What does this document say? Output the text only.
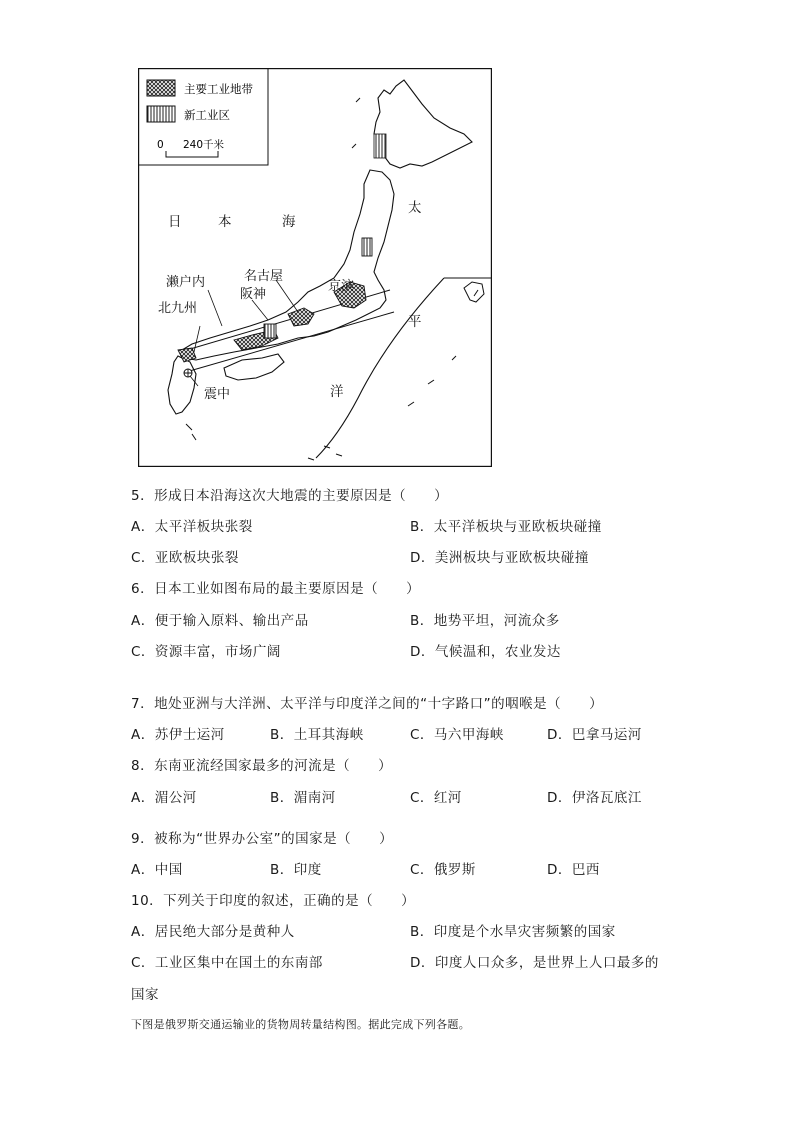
主要工业地带
新工业区
0 240千米
日	本	海
太
平
洋
濑户内	名古屋
阪神
京滨
北九州
震中
5．形成日本沿海这次大地震的主要原因是（　　）
A．太平洋板块张裂	B．太平洋板块与亚欧板块碰撞
C．亚欧板块张裂	D．美洲板块与亚欧板块碰撞
6．日本工业如图布局的最主要原因是（　　）
A．便于输入原料、输出产品	B．地势平坦，河流众多
C．资源丰富，市场广阔	D．气候温和，农业发达
7．地处亚洲与大洋洲、太平洋与印度洋之间的“十字路口”的咽喉是（　　）
A．苏伊士运河	B．土耳其海峡	C．马六甲海峡	D．巴拿马运河
8．东南亚流经国家最多的河流是（　　）
A．湄公河	B．湄南河	C．红河	D．伊洛瓦底江
9．被称为“世界办公室”的国家是（　　）
A．中国	B．印度	C．俄罗斯	D．巴西
10．下列关于印度的叙述，正确的是（　　）
A．居民绝大部分是黄种人	B．印度是个水旱灾害频繁的国家
C．工业区集中在国土的东南部	D．印度人口众多，是世界上人口最多的
国家
下图是俄罗斯交通运输业的货物周转量结构图。据此完成下列各题。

*What needs to be done*:
Write out the entries again, exactly as given, skipping any images.

*Response to the exercise*:
What does this document say? Output the text only.
主要工业地带
新工业区
0 240千米
日	本	海
太
平
洋
濑户内	名古屋
阪神
京滨
北九州
震中
5．形成日本沿海这次大地震的主要原因是（　　）
A．太平洋板块张裂	B．太平洋板块与亚欧板块碰撞
C．亚欧板块张裂	D．美洲板块与亚欧板块碰撞
6．日本工业如图布局的最主要原因是（　　）
A．便于输入原料、输出产品	B．地势平坦，河流众多
C．资源丰富，市场广阔	D．气候温和，农业发达
7．地处亚洲与大洋洲、太平洋与印度洋之间的“十字路口”的咽喉是（　　）
A．苏伊士运河	B．土耳其海峡	C．马六甲海峡	D．巴拿马运河
8．东南亚流经国家最多的河流是（　　）
A．湄公河	B．湄南河	C．红河	D．伊洛瓦底江
9．被称为“世界办公室”的国家是（　　）
A．中国	B．印度	C．俄罗斯	D．巴西
10．下列关于印度的叙述，正确的是（　　）
A．居民绝大部分是黄种人	B．印度是个水旱灾害频繁的国家
C．工业区集中在国土的东南部	D．印度人口众多，是世界上人口最多的
国家
下图是俄罗斯交通运输业的货物周转量结构图。据此完成下列各题。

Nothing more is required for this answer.